───── Given information

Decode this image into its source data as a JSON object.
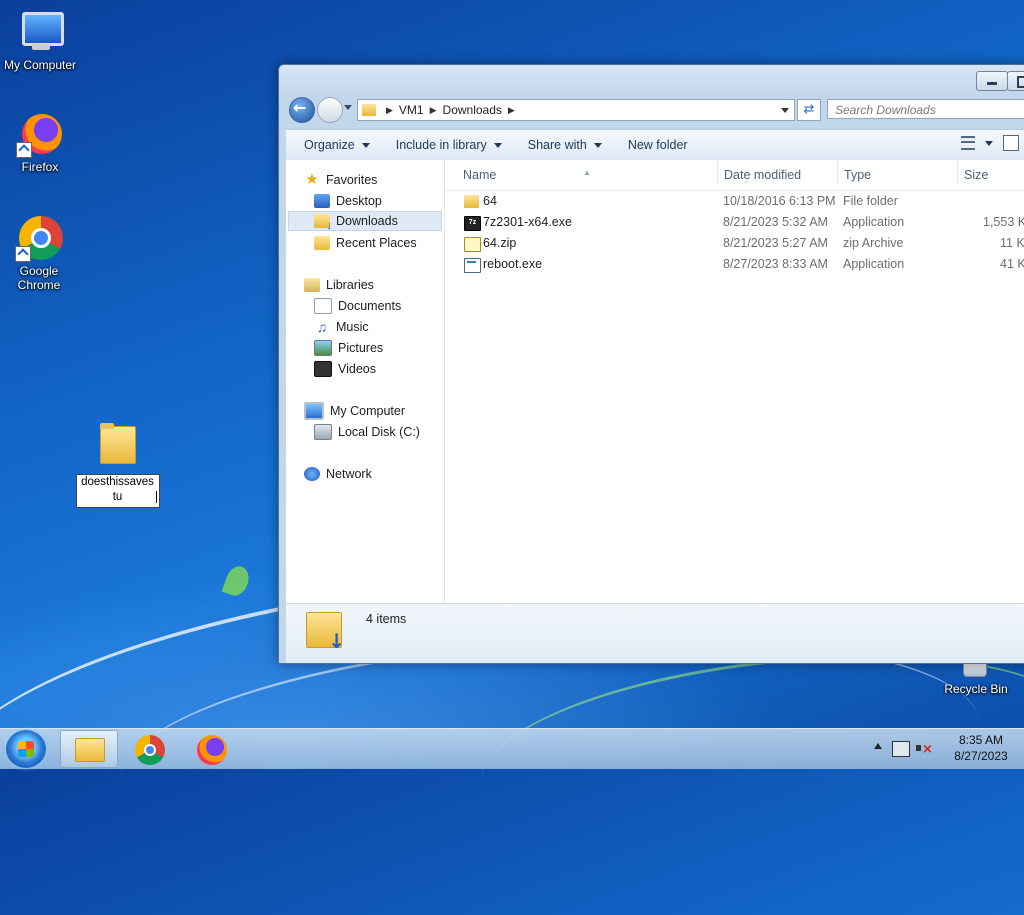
{
  "desktop": {
    "icons": {
      "my_computer": "My Computer",
      "firefox": "Firefox",
      "chrome": "Google Chrome",
      "recycle_bin": "Recycle Bin"
    },
    "rename_field_value": "doesthissavestu"
  },
  "explorer": {
    "address": {
      "crumbs": [
        "VM1",
        "Downloads"
      ]
    },
    "search_placeholder": "Search Downloads",
    "toolbar": {
      "organize": "Organize",
      "include_in_library": "Include in library",
      "share_with": "Share with",
      "new_folder": "New folder"
    },
    "nav": {
      "favorites": "Favorites",
      "desktop": "Desktop",
      "downloads": "Downloads",
      "recent_places": "Recent Places",
      "libraries": "Libraries",
      "documents": "Documents",
      "music": "Music",
      "pictures": "Pictures",
      "videos": "Videos",
      "my_computer": "My Computer",
      "local_disk": "Local Disk (C:)",
      "network": "Network"
    },
    "columns": {
      "name": "Name",
      "date": "Date modified",
      "type": "Type",
      "size": "Size"
    },
    "files": [
      {
        "name": "64",
        "date": "10/18/2016 6:13 PM",
        "type": "File folder",
        "size": "",
        "icon": "folder-icon"
      },
      {
        "name": "7z2301-x64.exe",
        "date": "8/21/2023 5:32 AM",
        "type": "Application",
        "size": "1,553 K",
        "icon": "7zip-installer-icon"
      },
      {
        "name": "64.zip",
        "date": "8/21/2023 5:27 AM",
        "type": "zip Archive",
        "size": "11 K",
        "icon": "zip-archive-icon"
      },
      {
        "name": "reboot.exe",
        "date": "8/27/2023 8:33 AM",
        "type": "Application",
        "size": "41 K",
        "icon": "application-icon"
      }
    ],
    "details_pane": {
      "item_count": "4 items"
    }
  },
  "taskbar": {
    "clock_time": "8:35 AM",
    "clock_date": "8/27/2023"
  }
}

──────────

Check each line above for the string "type" and report how many lines have it, giving only the number.

# [Written reply]
5